--- start Excerpted data ---
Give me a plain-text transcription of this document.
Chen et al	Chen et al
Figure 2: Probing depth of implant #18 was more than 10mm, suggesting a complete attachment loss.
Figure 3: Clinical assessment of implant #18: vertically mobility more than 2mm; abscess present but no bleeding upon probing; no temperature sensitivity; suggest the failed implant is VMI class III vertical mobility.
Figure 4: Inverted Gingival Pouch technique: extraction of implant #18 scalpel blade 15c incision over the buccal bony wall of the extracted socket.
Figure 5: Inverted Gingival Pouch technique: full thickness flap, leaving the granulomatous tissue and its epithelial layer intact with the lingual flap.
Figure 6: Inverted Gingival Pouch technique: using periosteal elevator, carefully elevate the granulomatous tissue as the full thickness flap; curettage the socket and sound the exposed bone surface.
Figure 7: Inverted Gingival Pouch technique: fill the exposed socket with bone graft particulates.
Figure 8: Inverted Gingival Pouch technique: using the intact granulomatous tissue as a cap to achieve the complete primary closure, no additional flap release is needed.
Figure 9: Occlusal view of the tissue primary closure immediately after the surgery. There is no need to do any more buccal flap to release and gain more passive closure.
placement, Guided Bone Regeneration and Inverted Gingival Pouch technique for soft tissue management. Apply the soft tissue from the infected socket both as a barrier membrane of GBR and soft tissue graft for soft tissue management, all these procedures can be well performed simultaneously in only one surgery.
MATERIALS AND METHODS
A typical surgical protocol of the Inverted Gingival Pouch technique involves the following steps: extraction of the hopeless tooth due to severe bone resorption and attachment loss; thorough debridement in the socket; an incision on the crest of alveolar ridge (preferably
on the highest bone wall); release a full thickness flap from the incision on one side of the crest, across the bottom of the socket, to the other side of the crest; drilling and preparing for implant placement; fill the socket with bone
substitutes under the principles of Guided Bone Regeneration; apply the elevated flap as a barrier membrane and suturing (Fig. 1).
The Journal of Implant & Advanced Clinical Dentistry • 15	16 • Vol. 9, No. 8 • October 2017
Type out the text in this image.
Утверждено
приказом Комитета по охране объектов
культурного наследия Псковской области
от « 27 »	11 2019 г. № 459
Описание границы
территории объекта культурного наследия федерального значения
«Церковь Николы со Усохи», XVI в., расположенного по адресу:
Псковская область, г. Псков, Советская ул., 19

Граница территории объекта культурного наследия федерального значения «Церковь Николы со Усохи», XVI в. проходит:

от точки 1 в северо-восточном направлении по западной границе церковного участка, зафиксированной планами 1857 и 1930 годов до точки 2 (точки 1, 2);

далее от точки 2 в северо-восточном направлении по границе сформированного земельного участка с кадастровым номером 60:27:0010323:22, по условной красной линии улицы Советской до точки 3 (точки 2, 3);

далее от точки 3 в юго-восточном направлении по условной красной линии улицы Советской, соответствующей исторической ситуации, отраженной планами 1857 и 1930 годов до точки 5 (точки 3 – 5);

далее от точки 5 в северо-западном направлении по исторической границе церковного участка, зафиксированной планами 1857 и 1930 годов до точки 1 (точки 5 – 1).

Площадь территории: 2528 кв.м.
--- end Excerpted data ---
Find how many of the lines above have the word "buccal" in them. State only that number.

2